* Problem details
In the listing below, locate the lines that hold "upload" and copy them.

* Input records

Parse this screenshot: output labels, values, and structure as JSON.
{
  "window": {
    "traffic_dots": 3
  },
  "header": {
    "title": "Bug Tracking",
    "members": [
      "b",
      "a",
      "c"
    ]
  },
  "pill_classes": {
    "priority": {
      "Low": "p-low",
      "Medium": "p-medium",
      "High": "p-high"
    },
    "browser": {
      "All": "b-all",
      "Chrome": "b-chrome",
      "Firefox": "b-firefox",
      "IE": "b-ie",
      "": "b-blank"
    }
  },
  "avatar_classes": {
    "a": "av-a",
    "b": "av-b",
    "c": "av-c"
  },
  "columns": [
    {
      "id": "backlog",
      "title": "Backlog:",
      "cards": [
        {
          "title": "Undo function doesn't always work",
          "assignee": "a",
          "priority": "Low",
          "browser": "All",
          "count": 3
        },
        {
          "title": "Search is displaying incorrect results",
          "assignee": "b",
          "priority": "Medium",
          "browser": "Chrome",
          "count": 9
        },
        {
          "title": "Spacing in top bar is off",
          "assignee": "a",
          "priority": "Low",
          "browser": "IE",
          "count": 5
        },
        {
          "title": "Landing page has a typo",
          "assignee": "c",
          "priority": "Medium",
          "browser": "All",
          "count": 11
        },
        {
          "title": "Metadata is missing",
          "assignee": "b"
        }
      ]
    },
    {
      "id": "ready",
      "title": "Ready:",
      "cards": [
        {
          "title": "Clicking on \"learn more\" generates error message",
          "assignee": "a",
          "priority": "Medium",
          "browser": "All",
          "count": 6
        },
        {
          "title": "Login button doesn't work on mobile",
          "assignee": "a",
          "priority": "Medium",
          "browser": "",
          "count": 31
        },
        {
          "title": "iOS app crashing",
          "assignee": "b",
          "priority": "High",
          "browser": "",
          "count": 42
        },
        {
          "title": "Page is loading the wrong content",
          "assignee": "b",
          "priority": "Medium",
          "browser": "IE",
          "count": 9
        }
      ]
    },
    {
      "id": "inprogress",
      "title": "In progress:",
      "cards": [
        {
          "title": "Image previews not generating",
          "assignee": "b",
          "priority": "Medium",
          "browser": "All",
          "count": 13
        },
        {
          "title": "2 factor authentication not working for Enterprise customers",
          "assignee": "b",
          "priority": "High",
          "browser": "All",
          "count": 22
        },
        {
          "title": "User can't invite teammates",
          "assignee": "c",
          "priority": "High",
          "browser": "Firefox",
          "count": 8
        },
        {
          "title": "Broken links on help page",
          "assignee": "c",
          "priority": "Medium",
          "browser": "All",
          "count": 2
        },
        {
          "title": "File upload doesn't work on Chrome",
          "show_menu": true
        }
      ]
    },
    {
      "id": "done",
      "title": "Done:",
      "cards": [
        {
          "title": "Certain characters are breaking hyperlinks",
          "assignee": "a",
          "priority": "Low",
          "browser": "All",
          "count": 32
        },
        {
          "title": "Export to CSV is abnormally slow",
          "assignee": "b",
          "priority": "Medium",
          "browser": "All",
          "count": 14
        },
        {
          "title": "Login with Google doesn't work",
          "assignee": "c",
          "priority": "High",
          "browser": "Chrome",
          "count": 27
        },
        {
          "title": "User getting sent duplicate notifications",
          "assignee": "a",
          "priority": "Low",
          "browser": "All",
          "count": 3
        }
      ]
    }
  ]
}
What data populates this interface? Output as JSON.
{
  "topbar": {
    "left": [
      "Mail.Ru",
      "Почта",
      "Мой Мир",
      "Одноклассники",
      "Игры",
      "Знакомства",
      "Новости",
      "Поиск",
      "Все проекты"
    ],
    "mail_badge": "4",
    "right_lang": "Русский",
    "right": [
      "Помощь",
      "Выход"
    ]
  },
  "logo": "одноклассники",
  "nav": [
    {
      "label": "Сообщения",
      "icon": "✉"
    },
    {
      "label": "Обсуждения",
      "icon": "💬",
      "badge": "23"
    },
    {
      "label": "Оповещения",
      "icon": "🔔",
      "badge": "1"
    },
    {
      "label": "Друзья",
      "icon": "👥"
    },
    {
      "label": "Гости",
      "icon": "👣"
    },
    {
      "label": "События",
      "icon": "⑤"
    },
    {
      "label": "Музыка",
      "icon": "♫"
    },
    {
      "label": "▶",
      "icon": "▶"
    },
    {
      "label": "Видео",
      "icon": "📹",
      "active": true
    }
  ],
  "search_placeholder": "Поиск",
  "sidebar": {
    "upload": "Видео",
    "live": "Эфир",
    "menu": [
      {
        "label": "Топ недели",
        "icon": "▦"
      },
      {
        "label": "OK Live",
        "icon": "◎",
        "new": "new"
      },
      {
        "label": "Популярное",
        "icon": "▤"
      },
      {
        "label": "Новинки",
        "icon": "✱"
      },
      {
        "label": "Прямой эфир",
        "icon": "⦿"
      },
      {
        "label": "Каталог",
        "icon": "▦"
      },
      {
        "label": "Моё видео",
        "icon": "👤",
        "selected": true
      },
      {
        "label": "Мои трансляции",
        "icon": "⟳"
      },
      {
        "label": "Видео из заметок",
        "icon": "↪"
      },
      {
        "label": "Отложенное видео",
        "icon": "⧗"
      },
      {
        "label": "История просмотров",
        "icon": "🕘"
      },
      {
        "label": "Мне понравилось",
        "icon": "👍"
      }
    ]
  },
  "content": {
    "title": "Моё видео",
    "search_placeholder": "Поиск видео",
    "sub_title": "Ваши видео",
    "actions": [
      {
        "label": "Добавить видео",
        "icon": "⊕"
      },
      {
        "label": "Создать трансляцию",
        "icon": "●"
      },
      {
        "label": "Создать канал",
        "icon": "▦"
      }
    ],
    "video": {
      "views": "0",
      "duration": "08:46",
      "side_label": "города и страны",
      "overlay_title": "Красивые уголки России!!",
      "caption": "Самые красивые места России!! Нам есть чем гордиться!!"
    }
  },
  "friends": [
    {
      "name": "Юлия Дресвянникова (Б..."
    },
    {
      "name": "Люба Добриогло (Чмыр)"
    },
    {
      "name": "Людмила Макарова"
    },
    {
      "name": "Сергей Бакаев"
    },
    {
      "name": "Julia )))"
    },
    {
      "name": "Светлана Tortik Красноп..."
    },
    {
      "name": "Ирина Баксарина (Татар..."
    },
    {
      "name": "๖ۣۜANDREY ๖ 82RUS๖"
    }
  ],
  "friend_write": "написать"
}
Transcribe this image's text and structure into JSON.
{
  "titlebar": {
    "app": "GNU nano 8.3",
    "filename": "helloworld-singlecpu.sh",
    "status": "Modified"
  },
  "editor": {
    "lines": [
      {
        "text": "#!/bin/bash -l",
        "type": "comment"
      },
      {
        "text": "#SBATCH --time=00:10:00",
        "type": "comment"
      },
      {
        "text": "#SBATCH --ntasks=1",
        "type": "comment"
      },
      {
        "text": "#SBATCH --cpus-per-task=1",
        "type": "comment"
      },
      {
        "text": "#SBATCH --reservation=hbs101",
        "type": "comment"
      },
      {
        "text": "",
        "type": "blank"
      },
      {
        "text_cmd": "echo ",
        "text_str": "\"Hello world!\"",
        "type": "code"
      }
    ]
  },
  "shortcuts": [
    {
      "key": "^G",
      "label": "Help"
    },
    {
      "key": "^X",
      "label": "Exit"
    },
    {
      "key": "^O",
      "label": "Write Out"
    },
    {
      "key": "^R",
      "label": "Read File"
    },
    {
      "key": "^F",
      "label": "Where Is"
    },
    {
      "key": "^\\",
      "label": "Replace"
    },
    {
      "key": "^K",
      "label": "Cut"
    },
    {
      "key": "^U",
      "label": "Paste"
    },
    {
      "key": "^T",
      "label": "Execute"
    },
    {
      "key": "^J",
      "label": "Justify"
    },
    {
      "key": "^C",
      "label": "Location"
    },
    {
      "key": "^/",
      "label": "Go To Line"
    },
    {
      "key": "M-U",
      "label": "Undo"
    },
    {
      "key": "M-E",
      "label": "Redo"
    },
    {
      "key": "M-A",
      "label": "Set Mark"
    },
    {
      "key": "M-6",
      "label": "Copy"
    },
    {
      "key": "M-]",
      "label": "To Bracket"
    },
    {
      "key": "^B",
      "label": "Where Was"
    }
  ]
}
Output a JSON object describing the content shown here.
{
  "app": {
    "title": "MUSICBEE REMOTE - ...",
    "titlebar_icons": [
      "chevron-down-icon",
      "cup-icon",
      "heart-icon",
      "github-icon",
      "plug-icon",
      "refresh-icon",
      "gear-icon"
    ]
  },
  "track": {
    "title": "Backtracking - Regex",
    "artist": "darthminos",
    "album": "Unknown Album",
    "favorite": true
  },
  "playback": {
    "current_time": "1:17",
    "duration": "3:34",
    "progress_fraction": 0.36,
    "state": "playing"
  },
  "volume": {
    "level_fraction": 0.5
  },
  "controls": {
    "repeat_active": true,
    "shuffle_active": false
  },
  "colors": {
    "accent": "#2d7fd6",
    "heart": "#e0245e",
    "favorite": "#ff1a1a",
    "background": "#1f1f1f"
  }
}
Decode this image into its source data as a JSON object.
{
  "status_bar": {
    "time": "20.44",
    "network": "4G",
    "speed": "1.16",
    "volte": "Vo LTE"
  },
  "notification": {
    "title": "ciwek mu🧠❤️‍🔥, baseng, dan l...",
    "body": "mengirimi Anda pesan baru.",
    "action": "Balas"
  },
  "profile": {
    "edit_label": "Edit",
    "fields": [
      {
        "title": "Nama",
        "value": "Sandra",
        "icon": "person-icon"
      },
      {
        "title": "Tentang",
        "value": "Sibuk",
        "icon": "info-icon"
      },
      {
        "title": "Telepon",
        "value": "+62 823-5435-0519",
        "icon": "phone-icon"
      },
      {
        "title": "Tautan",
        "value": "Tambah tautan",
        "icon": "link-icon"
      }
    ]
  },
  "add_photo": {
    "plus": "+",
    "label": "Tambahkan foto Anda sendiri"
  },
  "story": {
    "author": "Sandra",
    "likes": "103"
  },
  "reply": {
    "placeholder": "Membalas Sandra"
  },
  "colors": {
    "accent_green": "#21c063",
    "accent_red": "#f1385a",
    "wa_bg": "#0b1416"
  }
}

* Answer to this problem
          "title": "File upload doesn't work on Chrome",
    "upload": "Видео",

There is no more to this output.